## Exercise
Write out the material exactly, with the pictures left out.

-- start --

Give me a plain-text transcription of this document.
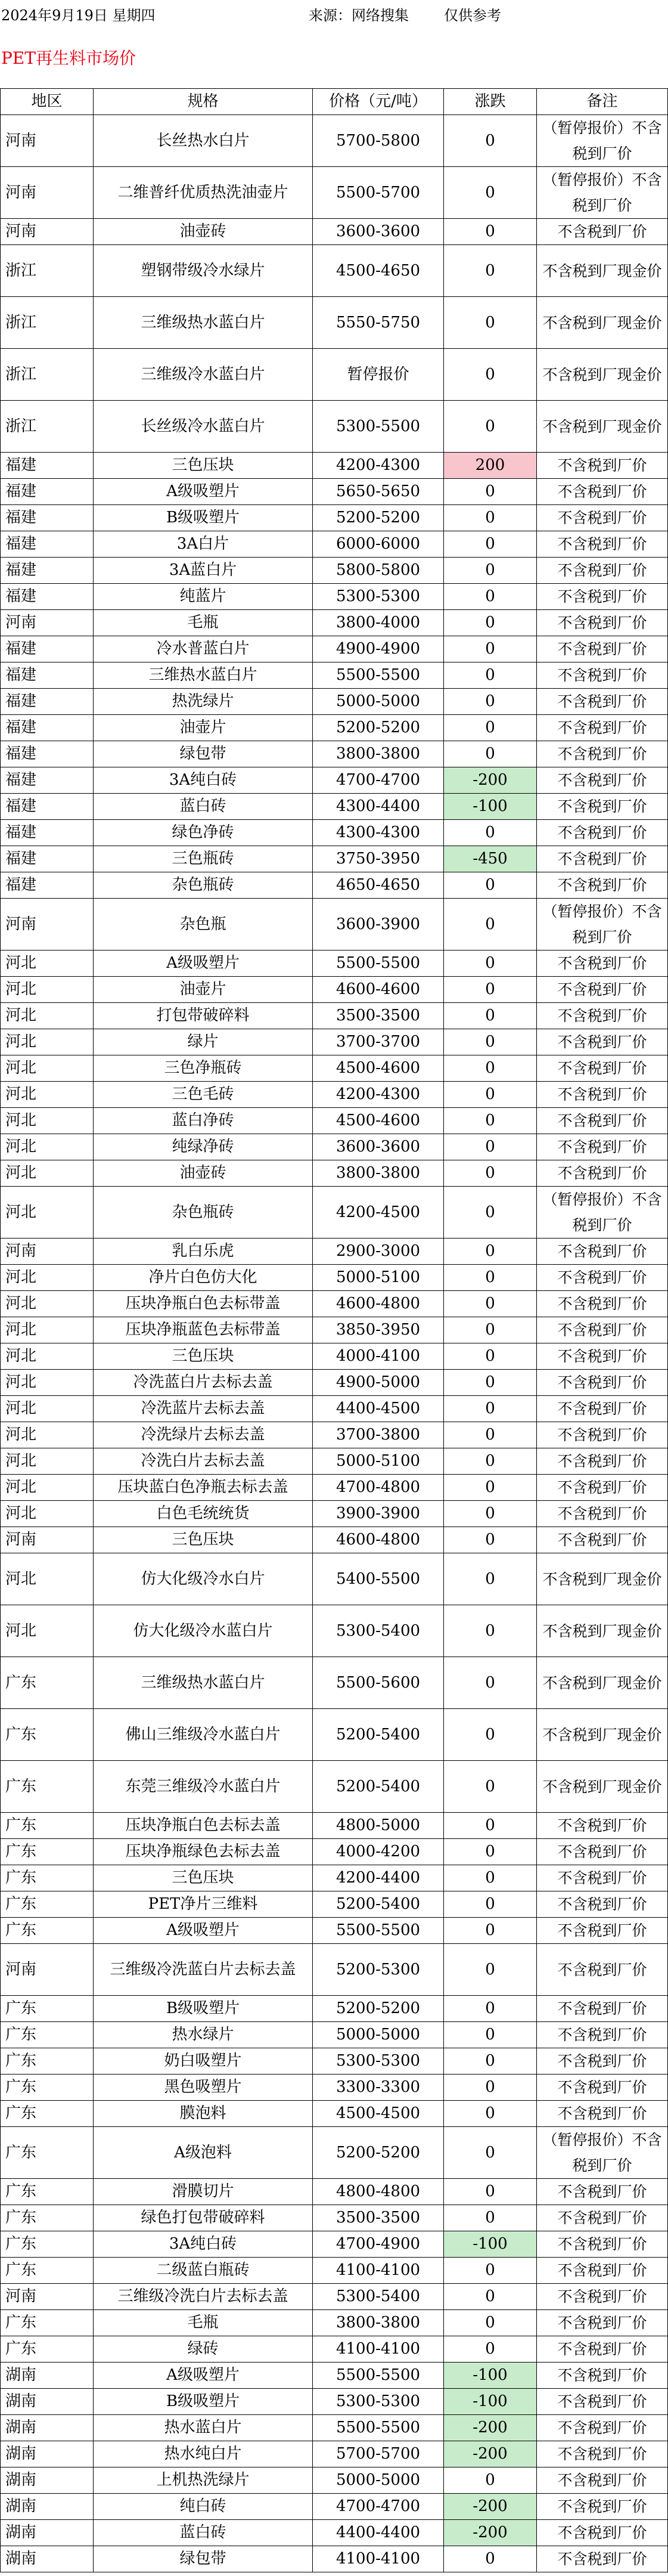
2024年9月19日 星期四	来源：网络搜集 仅供参考
PET再生料市场价
地区	规格	价格（元/吨）	涨跌	备注
河南	长丝热水白片	5700-5800	0	（暂停报价）不含税到厂价
河南	二维普纤优质热洗油壶片	5500-5700	0	（暂停报价）不含税到厂价
河南	油壶砖	3600-3600	0	不含税到厂价
浙江	塑钢带级冷水绿片	4500-4650	0	不含税到厂现金价
浙江	三维级热水蓝白片	5550-5750	0	不含税到厂现金价
浙江	三维级冷水蓝白片	暂停报价	0	不含税到厂现金价
浙江	长丝级冷水蓝白片	5300-5500	0	不含税到厂现金价
福建	三色压块	4200-4300	200	不含税到厂价
福建	A级吸塑片	5650-5650	0	不含税到厂价
福建	B级吸塑片	5200-5200	0	不含税到厂价
福建	3A白片	6000-6000	0	不含税到厂价
福建	3A蓝白片	5800-5800	0	不含税到厂价
福建	纯蓝片	5300-5300	0	不含税到厂价
河南	毛瓶	3800-4000	0	不含税到厂价
福建	冷水普蓝白片	4900-4900	0	不含税到厂价
福建	三维热水蓝白片	5500-5500	0	不含税到厂价
福建	热洗绿片	5000-5000	0	不含税到厂价
福建	油壶片	5200-5200	0	不含税到厂价
福建	绿包带	3800-3800	0	不含税到厂价
福建	3A纯白砖	4700-4700	-200	不含税到厂价
福建	蓝白砖	4300-4400	-100	不含税到厂价
福建	绿色净砖	4300-4300	0	不含税到厂价
福建	三色瓶砖	3750-3950	-450	不含税到厂价
福建	杂色瓶砖	4650-4650	0	不含税到厂价
河南	杂色瓶	3600-3900	0	（暂停报价）不含税到厂价
河北	A级吸塑片	5500-5500	0	不含税到厂价
河北	油壶片	4600-4600	0	不含税到厂价
河北	打包带破碎料	3500-3500	0	不含税到厂价
河北	绿片	3700-3700	0	不含税到厂价
河北	三色净瓶砖	4500-4600	0	不含税到厂价
河北	三色毛砖	4200-4300	0	不含税到厂价
河北	蓝白净砖	4500-4600	0	不含税到厂价
河北	纯绿净砖	3600-3600	0	不含税到厂价
河北	油壶砖	3800-3800	0	不含税到厂价
河北	杂色瓶砖	4200-4500	0	（暂停报价）不含税到厂价
河南	乳白乐虎	2900-3000	0	不含税到厂价
河北	净片白色仿大化	5000-5100	0	不含税到厂价
河北	压块净瓶白色去标带盖	4600-4800	0	不含税到厂价
河北	压块净瓶蓝色去标带盖	3850-3950	0	不含税到厂价
河北	三色压块	4000-4100	0	不含税到厂价
河北	冷洗蓝白片去标去盖	4900-5000	0	不含税到厂价
河北	冷洗蓝片去标去盖	4400-4500	0	不含税到厂价
河北	冷洗绿片去标去盖	3700-3800	0	不含税到厂价
河北	冷洗白片去标去盖	5000-5100	0	不含税到厂价
河北	压块蓝白色净瓶去标去盖	4700-4800	0	不含税到厂价
河北	白色毛统统货	3900-3900	0	不含税到厂价
河南	三色压块	4600-4800	0	不含税到厂价
河北	仿大化级冷水白片	5400-5500	0	不含税到厂现金价
河北	仿大化级冷水蓝白片	5300-5400	0	不含税到厂现金价
广东	三维级热水蓝白片	5500-5600	0	不含税到厂现金价
广东	佛山三维级冷水蓝白片	5200-5400	0	不含税到厂现金价
广东	东莞三维级冷水蓝白片	5200-5400	0	不含税到厂现金价
广东	压块净瓶白色去标去盖	4800-5000	0	不含税到厂价
广东	压块净瓶绿色去标去盖	4000-4200	0	不含税到厂价
广东	三色压块	4200-4400	0	不含税到厂价
广东	PET净片三维料	5200-5400	0	不含税到厂价
广东	A级吸塑片	5500-5500	0	不含税到厂价
河南	三维级冷洗蓝白片去标去盖	5200-5300	0	不含税到厂价
广东	B级吸塑片	5200-5200	0	不含税到厂价
广东	热水绿片	5000-5000	0	不含税到厂价
广东	奶白吸塑片	5300-5300	0	不含税到厂价
广东	黑色吸塑片	3300-3300	0	不含税到厂价
广东	膜泡料	4500-4500	0	不含税到厂价
广东	A级泡料	5200-5200	0	（暂停报价）不含税到厂价
广东	滑膜切片	4800-4800	0	不含税到厂价
广东	绿色打包带破碎料	3500-3500	0	不含税到厂价
广东	3A纯白砖	4700-4900	-100	不含税到厂价
广东	二级蓝白瓶砖	4100-4100	0	不含税到厂价
河南	三维级冷洗白片去标去盖	5300-5400	0	不含税到厂价
广东	毛瓶	3800-3800	0	不含税到厂价
广东	绿砖	4100-4100	0	不含税到厂价
湖南	A级吸塑片	5500-5500	-100	不含税到厂价
湖南	B级吸塑片	5300-5300	-100	不含税到厂价
湖南	热水蓝白片	5500-5500	-200	不含税到厂价
湖南	热水纯白片	5700-5700	-200	不含税到厂价
湖南	上机热洗绿片	5000-5000	0	不含税到厂价
湖南	纯白砖	4700-4700	-200	不含税到厂价
湖南	蓝白砖	4400-4400	-200	不含税到厂价
湖南	绿包带	4100-4100	0	不含税到厂价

-- end --

## Task solution
Give me a plain-text transcription of this document.
2024年9月19日 星期四	来源：网络搜集 仅供参考
PET再生料市场价
地区	规格	价格（元/吨）	涨跌	备注
河南	长丝热水白片	5700-5800	0	（暂停报价）不含税到厂价
河南	二维普纤优质热洗油壶片	5500-5700	0	（暂停报价）不含税到厂价
河南	油壶砖	3600-3600	0	不含税到厂价
浙江	塑钢带级冷水绿片	4500-4650	0	不含税到厂现金价
浙江	三维级热水蓝白片	5550-5750	0	不含税到厂现金价
浙江	三维级冷水蓝白片	暂停报价	0	不含税到厂现金价
浙江	长丝级冷水蓝白片	5300-5500	0	不含税到厂现金价
福建	三色压块	4200-4300	200	不含税到厂价
福建	A级吸塑片	5650-5650	0	不含税到厂价
福建	B级吸塑片	5200-5200	0	不含税到厂价
福建	3A白片	6000-6000	0	不含税到厂价
福建	3A蓝白片	5800-5800	0	不含税到厂价
福建	纯蓝片	5300-5300	0	不含税到厂价
河南	毛瓶	3800-4000	0	不含税到厂价
福建	冷水普蓝白片	4900-4900	0	不含税到厂价
福建	三维热水蓝白片	5500-5500	0	不含税到厂价
福建	热洗绿片	5000-5000	0	不含税到厂价
福建	油壶片	5200-5200	0	不含税到厂价
福建	绿包带	3800-3800	0	不含税到厂价
福建	3A纯白砖	4700-4700	-200	不含税到厂价
福建	蓝白砖	4300-4400	-100	不含税到厂价
福建	绿色净砖	4300-4300	0	不含税到厂价
福建	三色瓶砖	3750-3950	-450	不含税到厂价
福建	杂色瓶砖	4650-4650	0	不含税到厂价
河南	杂色瓶	3600-3900	0	（暂停报价）不含税到厂价
河北	A级吸塑片	5500-5500	0	不含税到厂价
河北	油壶片	4600-4600	0	不含税到厂价
河北	打包带破碎料	3500-3500	0	不含税到厂价
河北	绿片	3700-3700	0	不含税到厂价
河北	三色净瓶砖	4500-4600	0	不含税到厂价
河北	三色毛砖	4200-4300	0	不含税到厂价
河北	蓝白净砖	4500-4600	0	不含税到厂价
河北	纯绿净砖	3600-3600	0	不含税到厂价
河北	油壶砖	3800-3800	0	不含税到厂价
河北	杂色瓶砖	4200-4500	0	（暂停报价）不含税到厂价
河南	乳白乐虎	2900-3000	0	不含税到厂价
河北	净片白色仿大化	5000-5100	0	不含税到厂价
河北	压块净瓶白色去标带盖	4600-4800	0	不含税到厂价
河北	压块净瓶蓝色去标带盖	3850-3950	0	不含税到厂价
河北	三色压块	4000-4100	0	不含税到厂价
河北	冷洗蓝白片去标去盖	4900-5000	0	不含税到厂价
河北	冷洗蓝片去标去盖	4400-4500	0	不含税到厂价
河北	冷洗绿片去标去盖	3700-3800	0	不含税到厂价
河北	冷洗白片去标去盖	5000-5100	0	不含税到厂价
河北	压块蓝白色净瓶去标去盖	4700-4800	0	不含税到厂价
河北	白色毛统统货	3900-3900	0	不含税到厂价
河南	三色压块	4600-4800	0	不含税到厂价
河北	仿大化级冷水白片	5400-5500	0	不含税到厂现金价
河北	仿大化级冷水蓝白片	5300-5400	0	不含税到厂现金价
广东	三维级热水蓝白片	5500-5600	0	不含税到厂现金价
广东	佛山三维级冷水蓝白片	5200-5400	0	不含税到厂现金价
广东	东莞三维级冷水蓝白片	5200-5400	0	不含税到厂现金价
广东	压块净瓶白色去标去盖	4800-5000	0	不含税到厂价
广东	压块净瓶绿色去标去盖	4000-4200	0	不含税到厂价
广东	三色压块	4200-4400	0	不含税到厂价
广东	PET净片三维料	5200-5400	0	不含税到厂价
广东	A级吸塑片	5500-5500	0	不含税到厂价
河南	三维级冷洗蓝白片去标去盖	5200-5300	0	不含税到厂价
广东	B级吸塑片	5200-5200	0	不含税到厂价
广东	热水绿片	5000-5000	0	不含税到厂价
广东	奶白吸塑片	5300-5300	0	不含税到厂价
广东	黑色吸塑片	3300-3300	0	不含税到厂价
广东	膜泡料	4500-4500	0	不含税到厂价
广东	A级泡料	5200-5200	0	（暂停报价）不含税到厂价
广东	滑膜切片	4800-4800	0	不含税到厂价
广东	绿色打包带破碎料	3500-3500	0	不含税到厂价
广东	3A纯白砖	4700-4900	-100	不含税到厂价
广东	二级蓝白瓶砖	4100-4100	0	不含税到厂价
河南	三维级冷洗白片去标去盖	5300-5400	0	不含税到厂价
广东	毛瓶	3800-3800	0	不含税到厂价
广东	绿砖	4100-4100	0	不含税到厂价
湖南	A级吸塑片	5500-5500	-100	不含税到厂价
湖南	B级吸塑片	5300-5300	-100	不含税到厂价
湖南	热水蓝白片	5500-5500	-200	不含税到厂价
湖南	热水纯白片	5700-5700	-200	不含税到厂价
湖南	上机热洗绿片	5000-5000	0	不含税到厂价
湖南	纯白砖	4700-4700	-200	不含税到厂价
湖南	蓝白砖	4400-4400	-200	不含税到厂价
湖南	绿包带	4100-4100	0	不含税到厂价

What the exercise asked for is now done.